== Do this ==
Write out nothing but the lines from the one containing "OCR this image." through the last line below, both included, and without the pictures.

------ Information supplied ------

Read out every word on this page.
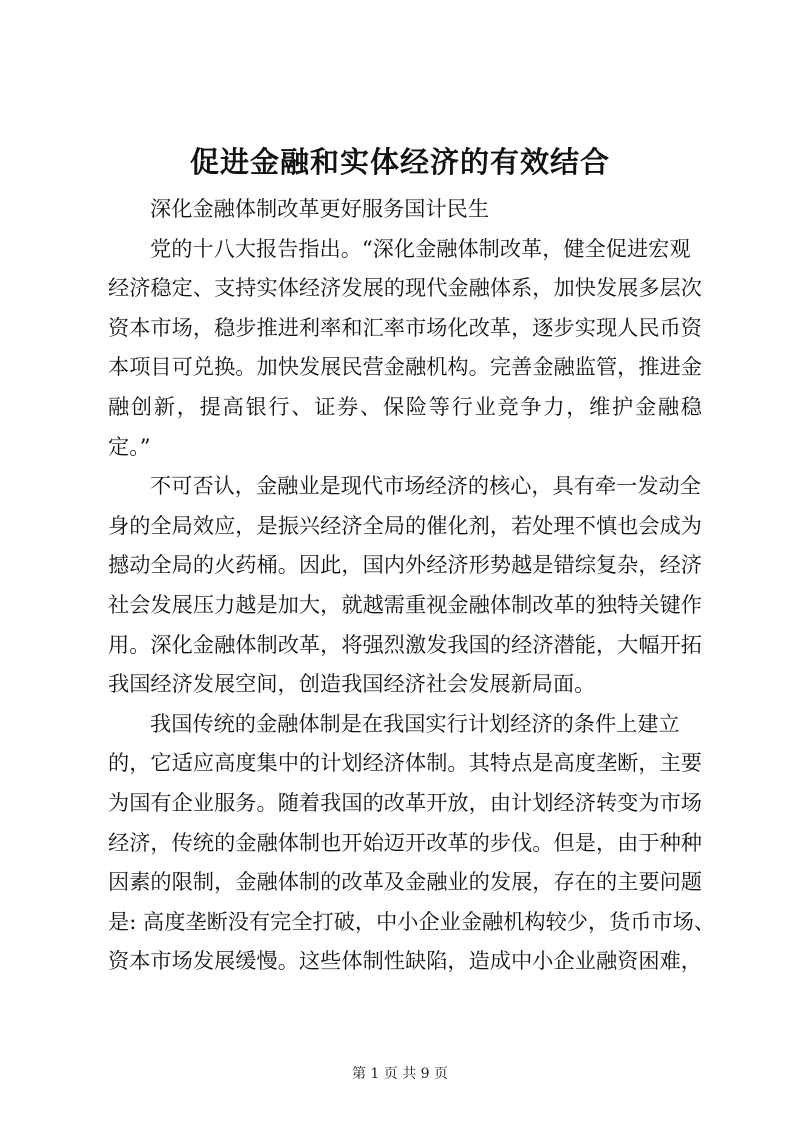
促进金融和实体经济的有效结合
深化金融体制改革更好服务国计民生
党的十八大报告指出。“深化金融体制改革，健全促进宏观
经济稳定、支持实体经济发展的现代金融体系，加快发展多层次
资本市场，稳步推进利率和汇率市场化改革，逐步实现人民币资
本项目可兑换。加快发展民营金融机构。完善金融监管，推进金
融创新，提高银行、证券、保险等行业竞争力，维护金融稳
定。”
不可否认，金融业是现代市场经济的核心，具有牵一发动全
身的全局效应，是振兴经济全局的催化剂，若处理不慎也会成为
撼动全局的火药桶。因此，国内外经济形势越是错综复杂，经济
社会发展压力越是加大，就越需重视金融体制改革的独特关键作
用。深化金融体制改革，将强烈激发我国的经济潜能，大幅开拓
我国经济发展空间，创造我国经济社会发展新局面。
我国传统的金融体制是在我国实行计划经济的条件上建立
的，它适应高度集中的计划经济体制。其特点是高度垄断，主要
为国有企业服务。随着我国的改革开放，由计划经济转变为市场
经济，传统的金融体制也开始迈开改革的步伐。但是，由于种种
因素的限制，金融体制的改革及金融业的发展，存在的主要问题
是: 高度垄断没有完全打破，中小企业金融机构较少，货币市场、
资本市场发展缓慢。这些体制性缺陷，造成中小企业融资困难，
第 1 页 共 9 页
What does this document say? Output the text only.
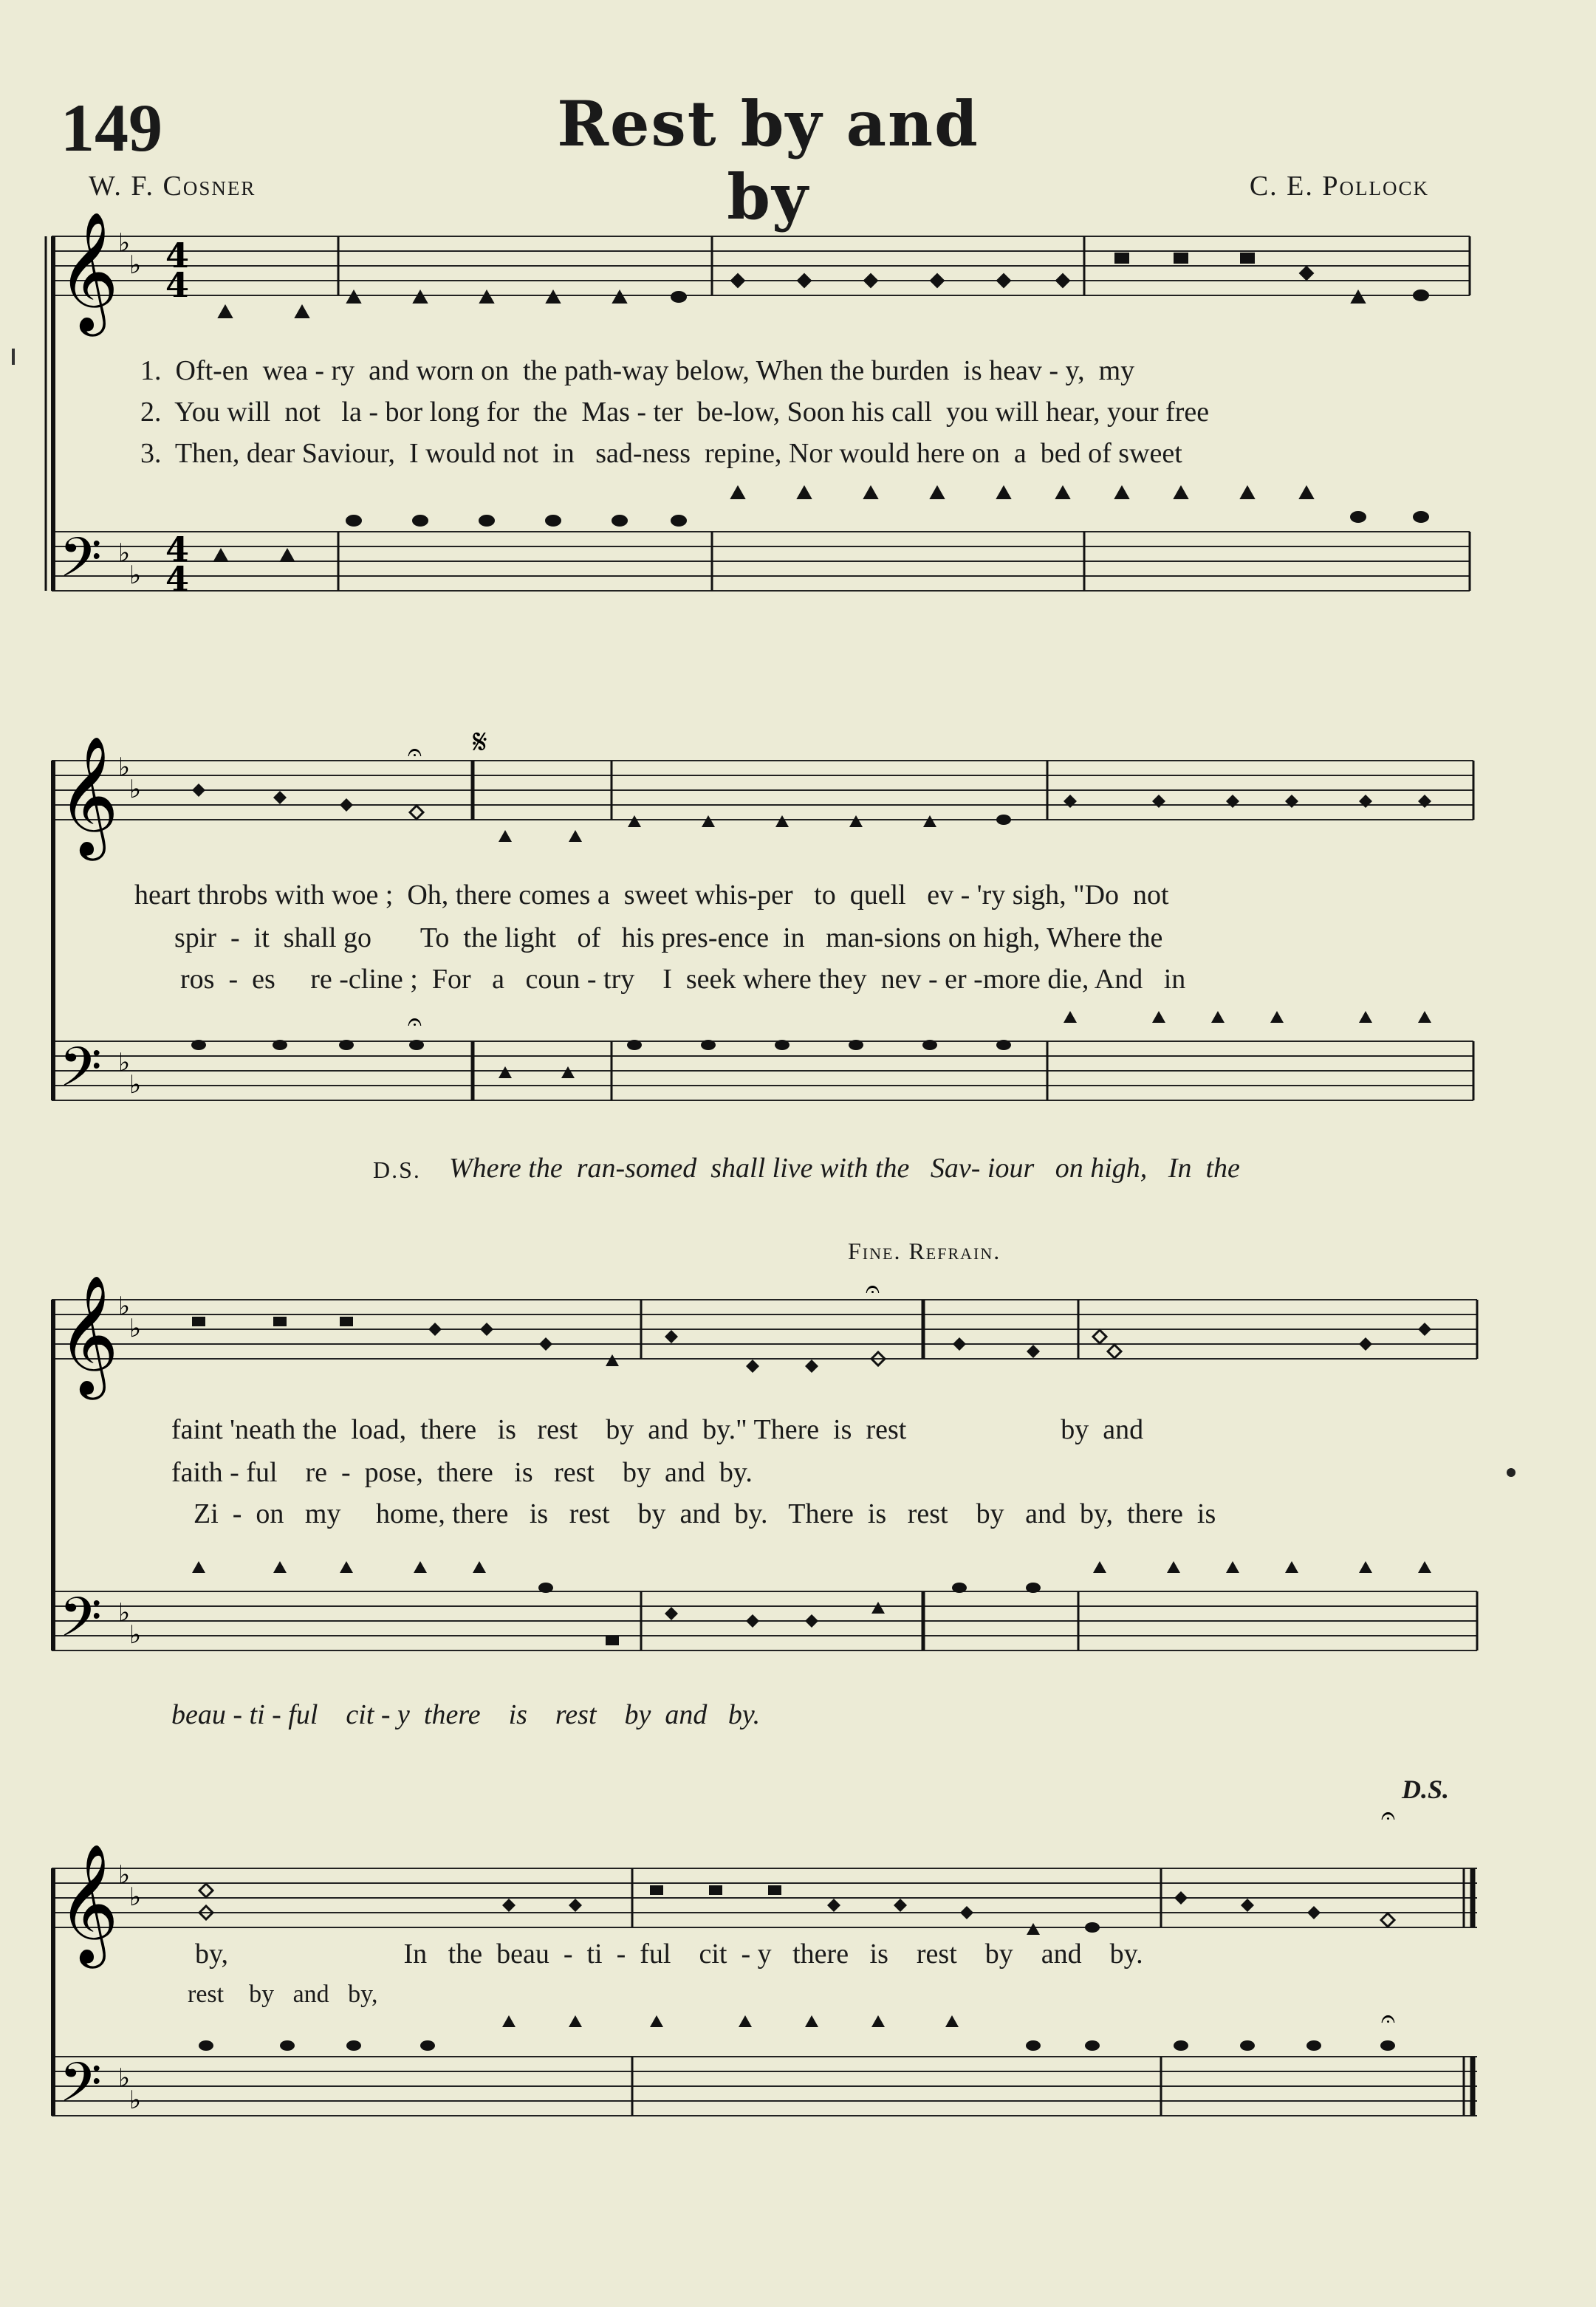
149	Rest by and by
W. F. Cosner	C. E. Pollock
𝄞
𝄢
♭
♭ 4
4
♭
♭
4
4
𝄞
𝄢
♭
♭
♭
♭
𝄋
𝄐
𝄐
𝄞
𝄢
♭
♭
♭
♭
𝄐
𝄞
𝄢
♭
♭
♭
♭
𝄐
𝄐
1.  Oft-en  wea - ry  and worn on  the path-way below, When the burden  is heav - y,  my
2.  You will  not   la - bor long for  the  Mas - ter  be-low, Soon his call  you will hear, your free
3.  Then, dear Saviour,  I would not  in   sad-ness  repine, Nor would here on  a  bed of sweet
heart throbs with woe ;  Oh, there comes a  sweet whis-per   to  quell   ev - 'ry sigh, "Do  not
spir  -  it  shall go       To  the light   of   his pres-ence  in   man-sions on high, Where the
ros  -  es     re -cline ;  For   a   coun - try    I  seek where they  nev - er -more die, And   in
D.S. Where the  ran-somed  shall live with the   Sav- iour   on high,   In  the
Fine. Refrain.
faint 'neath the  load,  there   is   rest    by  and  by." There  is  rest                      by  and
faith - ful    re  -  pose,  there   is   rest    by  and  by.
Zi  -  on   my     home, there   is   rest    by  and  by.   There  is   rest    by   and  by,  there  is
beau - ti - ful    cit - y  there    is    rest    by  and   by.
D.S.
by,                         In   the  beau  -  ti  -  ful    cit  - y   there   is    rest    by    and    by.
rest    by   and   by,
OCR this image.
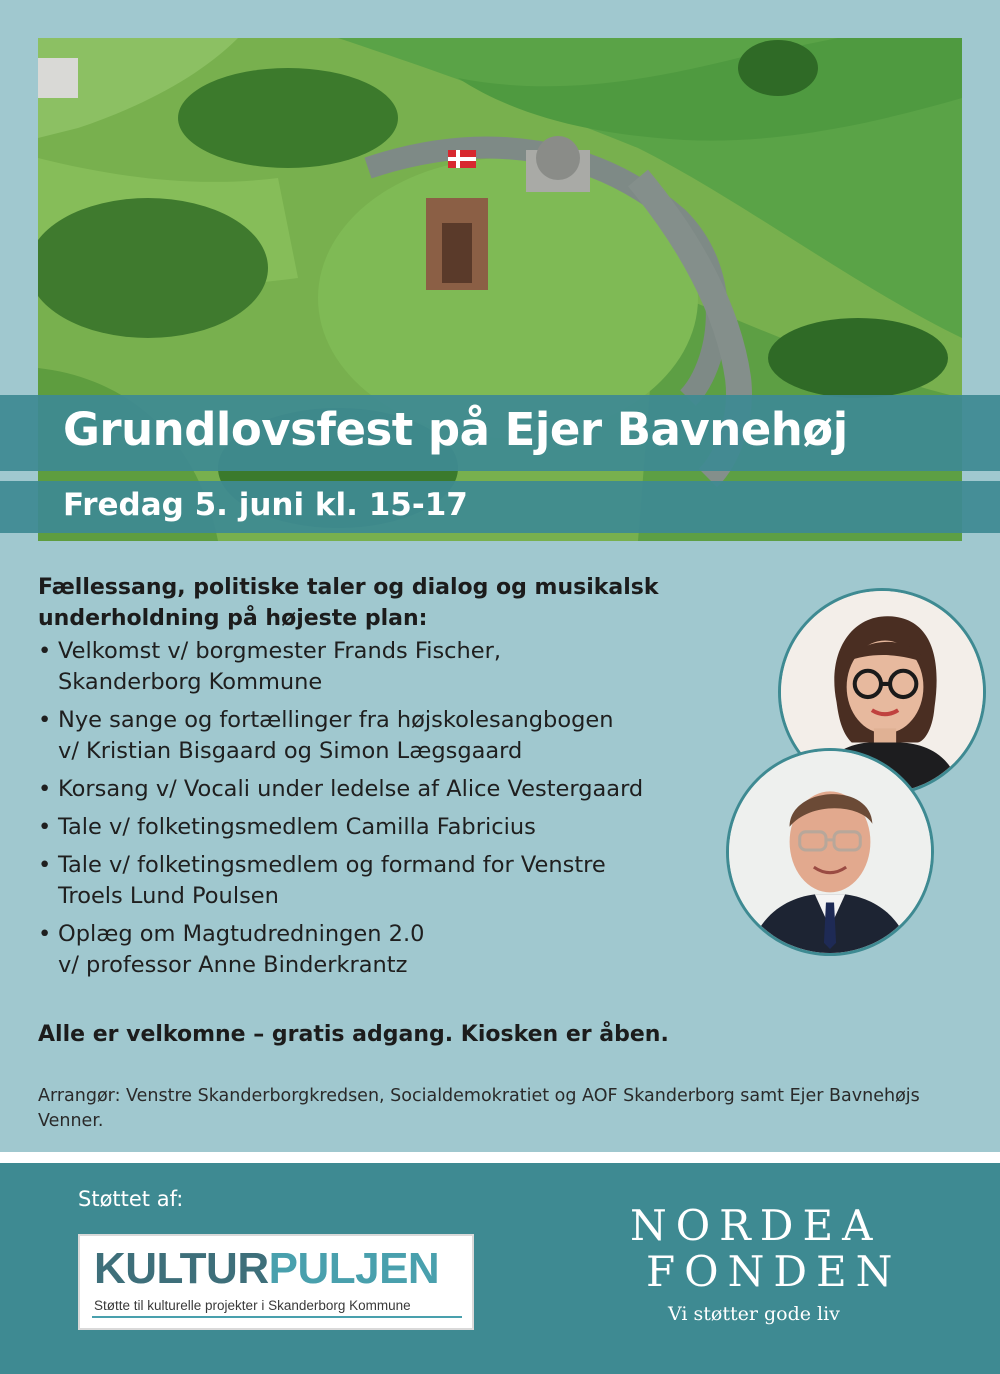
Grundlovsfest på Ejer Bavnehøj
Fredag 5. juni kl. 15-17

Fællessang, politiske taler og dialog og musikalsk underholdning på højeste plan:

• Velkomst v/ borgmester Frands Fischer,
Skanderborg Kommune
• Nye sange og fortællinger fra højskolesangbogen
v/ Kristian Bisgaard og Simon Lægsgaard
• Korsang v/ Vocali under ledelse af Alice Vestergaard
• Tale v/ folketingsmedlem Camilla Fabricius
• Tale v/ folketingsmedlem og formand for Venstre
Troels Lund Poulsen
• Oplæg om Magtudredningen 2.0
v/ professor Anne Binderkrantz

Alle er velkomne – gratis adgang. Kiosken er åben.

Arrangør: Venstre Skanderborgkredsen, Socialdemokratiet og AOF Skanderborg samt Ejer Bavnehøjs Venner.

Støttet af:

KULTURPULJEN
Støtte til kulturelle projekter i Skanderborg Kommune
NORDEA
FONDEN
Vi støtter gode liv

------

== Output ==
OCR this image.
Grundlovsfest på Ejer Bavnehøj
Fredag 5. juni kl. 15-17

Fællessang, politiske taler og dialog og musikalsk underholdning på højeste plan:

• Velkomst v/ borgmester Frands Fischer,
Skanderborg Kommune
• Nye sange og fortællinger fra højskolesangbogen
v/ Kristian Bisgaard og Simon Lægsgaard
• Korsang v/ Vocali under ledelse af Alice Vestergaard
• Tale v/ folketingsmedlem Camilla Fabricius
• Tale v/ folketingsmedlem og formand for Venstre
Troels Lund Poulsen
• Oplæg om Magtudredningen 2.0
v/ professor Anne Binderkrantz

Alle er velkomne – gratis adgang. Kiosken er åben.

Arrangør: Venstre Skanderborgkredsen, Socialdemokratiet og AOF Skanderborg samt Ejer Bavnehøjs Venner.

Støttet af:

KULTURPULJEN
Støtte til kulturelle projekter i Skanderborg Kommune
NORDEA
FONDEN
Vi støtter gode liv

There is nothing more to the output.